**Short task**
Locate each line in the material below that contains the string "region", matching uppercase and lowercase exactly, and copy those lines out.

____ Available data

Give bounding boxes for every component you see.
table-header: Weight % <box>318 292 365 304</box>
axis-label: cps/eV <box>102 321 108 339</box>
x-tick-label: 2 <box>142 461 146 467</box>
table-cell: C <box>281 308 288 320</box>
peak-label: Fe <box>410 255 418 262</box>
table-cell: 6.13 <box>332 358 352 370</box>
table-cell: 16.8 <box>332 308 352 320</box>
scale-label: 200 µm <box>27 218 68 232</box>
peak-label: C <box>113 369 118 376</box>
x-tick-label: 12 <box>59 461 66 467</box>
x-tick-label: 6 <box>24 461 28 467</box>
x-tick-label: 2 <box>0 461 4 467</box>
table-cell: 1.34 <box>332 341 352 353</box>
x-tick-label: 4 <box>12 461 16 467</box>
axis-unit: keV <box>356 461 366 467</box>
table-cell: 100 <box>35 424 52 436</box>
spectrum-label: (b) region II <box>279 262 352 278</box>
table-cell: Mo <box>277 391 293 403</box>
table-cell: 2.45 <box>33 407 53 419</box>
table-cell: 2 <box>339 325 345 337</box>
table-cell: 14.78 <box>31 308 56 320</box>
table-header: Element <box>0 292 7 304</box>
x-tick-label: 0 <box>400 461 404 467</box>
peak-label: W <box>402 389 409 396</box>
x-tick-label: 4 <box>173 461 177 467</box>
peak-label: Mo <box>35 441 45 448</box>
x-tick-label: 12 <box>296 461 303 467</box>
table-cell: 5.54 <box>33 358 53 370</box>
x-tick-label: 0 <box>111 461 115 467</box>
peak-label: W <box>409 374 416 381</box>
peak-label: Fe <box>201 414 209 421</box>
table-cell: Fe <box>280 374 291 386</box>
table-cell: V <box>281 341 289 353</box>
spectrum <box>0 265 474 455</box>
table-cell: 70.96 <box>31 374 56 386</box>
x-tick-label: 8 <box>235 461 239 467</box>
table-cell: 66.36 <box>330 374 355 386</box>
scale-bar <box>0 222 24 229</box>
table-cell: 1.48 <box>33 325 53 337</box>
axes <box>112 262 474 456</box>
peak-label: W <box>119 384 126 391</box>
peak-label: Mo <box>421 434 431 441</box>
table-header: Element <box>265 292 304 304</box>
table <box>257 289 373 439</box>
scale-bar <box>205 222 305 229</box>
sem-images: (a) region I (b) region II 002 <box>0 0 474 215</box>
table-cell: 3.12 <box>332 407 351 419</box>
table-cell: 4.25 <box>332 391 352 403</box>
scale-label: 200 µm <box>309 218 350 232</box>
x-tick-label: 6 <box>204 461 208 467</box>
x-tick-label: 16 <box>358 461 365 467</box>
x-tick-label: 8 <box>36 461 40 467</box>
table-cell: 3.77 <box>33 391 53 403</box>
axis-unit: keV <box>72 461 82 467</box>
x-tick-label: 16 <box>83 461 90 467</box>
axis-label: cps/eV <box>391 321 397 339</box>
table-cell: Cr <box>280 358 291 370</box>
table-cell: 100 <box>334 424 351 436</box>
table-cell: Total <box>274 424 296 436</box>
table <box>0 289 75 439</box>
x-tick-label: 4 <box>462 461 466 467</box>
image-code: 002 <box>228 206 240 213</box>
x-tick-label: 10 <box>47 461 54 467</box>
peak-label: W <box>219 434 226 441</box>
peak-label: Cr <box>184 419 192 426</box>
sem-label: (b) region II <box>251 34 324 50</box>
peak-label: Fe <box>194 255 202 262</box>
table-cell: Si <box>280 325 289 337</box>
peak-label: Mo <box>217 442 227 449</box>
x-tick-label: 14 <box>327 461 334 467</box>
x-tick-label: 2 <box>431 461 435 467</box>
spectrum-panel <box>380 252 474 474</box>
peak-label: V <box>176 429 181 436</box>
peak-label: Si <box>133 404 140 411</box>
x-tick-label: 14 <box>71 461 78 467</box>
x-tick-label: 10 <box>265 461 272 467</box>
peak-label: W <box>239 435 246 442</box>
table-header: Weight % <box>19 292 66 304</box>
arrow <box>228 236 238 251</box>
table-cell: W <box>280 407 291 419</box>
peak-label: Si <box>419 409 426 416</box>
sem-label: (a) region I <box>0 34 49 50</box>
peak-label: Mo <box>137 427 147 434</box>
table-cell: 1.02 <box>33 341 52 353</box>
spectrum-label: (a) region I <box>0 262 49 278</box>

________

**Output**
spectrum-label: (b) region II <box>279 262 352 278</box>
sem-images: (a) region I (b) region II 002 <box>0 0 474 215</box>
sem-label: (b) region II <box>251 34 324 50</box>
sem-label: (a) region I <box>0 34 49 50</box>
spectrum-label: (a) region I <box>0 262 49 278</box>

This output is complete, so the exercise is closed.